■ Selected passage

○ ○ ○ ○

I was part of the Christian church for fifty years. I spent twenty-five of those years pastoring Evangelical churches in Ohio, Texas, and Michigan. Over the course of my ministerial career, I counseled hundreds of people. When people walked into my office, they believed — without ever checking — that I was qualified to provide counseling services; that I had all the answers for whatever was ailing them. Why did I think I was “qualified” to counsel people?
I grew up in churches where the pastor (or youth director) was considered God’s Answer Man®. Armed with an inspired, inerrant, and infallible King James Bible, my pastors were ready, willing, and able to dispense supposed life-changing wisdom. I watched my mentally-ill mother suffer through countless pastoral counseling sessions without ever getting the help that she needed. Her failure to respond to their Biblical admonitions was, according to our pastors, a lack of obedience on her part to God/Church/Bible. Her confinements to Toledo State Mental Hospital, drug addiction, and periodic electroshock therapy treatments should have been screaming warning signs to these men of God, but they weren’t. Mom wanted
“God’s best” for her life, so she sought out counseling from her pastors. Every pastor believed he could “fix” Barbara. Arrogant to the end, these servants of God believed they offered the mentally ill the same deliverance Jesus gave the Maniac of Gadara. Mom finally found the deliverance she so desperately sought. One Sunday morning, she turned a Ruger .357 magnum on herself, blowing a hole in her heart. Mom ignominiously died in a matter of minutes. She was 54. (Please see Barbara.) All praise be to Jesus, right? At least she was “saved” and went to Heaven.
I don’t remember a time before her death when Mom’s mental health problems weren’t a part of my life. For the longest time, I shamefully believed that Mom was just a drug addict who loved sin more than she loved Jesus. If she would only repent and follow the teachings of the Bible, all would be well. Oh, how I wish life offered do-overs! I guarantee you that my mom would have received different care; that I would have been a better son. Would the outcome have changed? I don’t know, but one thing is for sure, I will NEVER have the opportunity to find out.
Young preachers tend to model what they see in the lives of their pastors and older colleagues in the ministry. I know I did. I never heard one pastor or colleague suggest that he was anything but competent to counsel church members. I never heard one sermon that ever suggested that anything other than Jesus, the Holy Spirit, and the Bible were answers for the human condition. Secular counselors and mental health treatment were routinely ridiculed and condemned. It was even suggested that “mental illness” was nothing more than the result of disobedience to God.

○ ○ ○ ○

■ Records supplied
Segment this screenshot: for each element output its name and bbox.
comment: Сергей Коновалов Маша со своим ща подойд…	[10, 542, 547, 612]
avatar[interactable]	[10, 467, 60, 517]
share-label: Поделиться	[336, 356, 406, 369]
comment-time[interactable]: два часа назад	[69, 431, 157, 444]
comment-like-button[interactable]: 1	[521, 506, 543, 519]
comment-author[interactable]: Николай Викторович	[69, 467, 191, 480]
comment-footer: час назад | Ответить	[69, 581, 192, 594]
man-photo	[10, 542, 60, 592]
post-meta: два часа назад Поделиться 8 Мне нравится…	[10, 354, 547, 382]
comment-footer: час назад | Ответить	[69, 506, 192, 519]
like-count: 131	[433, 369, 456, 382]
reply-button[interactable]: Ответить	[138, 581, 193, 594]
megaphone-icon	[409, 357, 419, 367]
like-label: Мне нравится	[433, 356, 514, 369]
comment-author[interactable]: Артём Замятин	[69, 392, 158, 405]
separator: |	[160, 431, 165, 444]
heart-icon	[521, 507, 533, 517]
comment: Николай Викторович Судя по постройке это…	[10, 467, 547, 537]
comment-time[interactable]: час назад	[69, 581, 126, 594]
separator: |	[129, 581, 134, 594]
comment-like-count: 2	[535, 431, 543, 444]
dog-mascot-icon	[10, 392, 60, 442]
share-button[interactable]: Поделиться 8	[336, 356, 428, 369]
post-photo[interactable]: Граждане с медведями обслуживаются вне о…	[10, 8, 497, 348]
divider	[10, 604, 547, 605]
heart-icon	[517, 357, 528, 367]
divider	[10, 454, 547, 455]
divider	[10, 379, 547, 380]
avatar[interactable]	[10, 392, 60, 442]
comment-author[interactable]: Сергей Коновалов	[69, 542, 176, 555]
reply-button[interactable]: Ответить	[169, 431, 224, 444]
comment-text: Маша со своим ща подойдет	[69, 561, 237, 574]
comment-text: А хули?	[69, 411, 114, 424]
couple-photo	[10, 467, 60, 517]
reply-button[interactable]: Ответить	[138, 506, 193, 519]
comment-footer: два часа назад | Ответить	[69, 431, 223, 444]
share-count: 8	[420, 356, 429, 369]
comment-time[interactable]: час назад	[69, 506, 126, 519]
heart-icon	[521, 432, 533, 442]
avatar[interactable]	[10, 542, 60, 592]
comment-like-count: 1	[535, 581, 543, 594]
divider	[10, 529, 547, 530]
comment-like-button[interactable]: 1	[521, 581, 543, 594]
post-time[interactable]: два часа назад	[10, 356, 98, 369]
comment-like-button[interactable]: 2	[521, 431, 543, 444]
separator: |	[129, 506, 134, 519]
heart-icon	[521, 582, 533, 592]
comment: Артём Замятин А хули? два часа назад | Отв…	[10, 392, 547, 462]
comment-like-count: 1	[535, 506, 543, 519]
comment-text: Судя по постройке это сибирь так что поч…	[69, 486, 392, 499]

○ ○ ○ ○

■ Task prompt
Please edit the account of pastoral counseling: start at the words "I was part of", stop after "to counsel people?", and give that stretch again with "counseled" changed to "advised".

■ Written solution
I was part of the Christian church for fifty years. I spent twenty-five of those years pastoring Evangelical churches in Ohio, Texas, and Michigan. Over the course of my ministerial career, I advised hundreds of people. When people walked into my office, they believed — without ever checking — that I was qualified to provide counseling services; that I had all the answers for whatever was ailing them. Why did I think I was “qualified” to counsel people?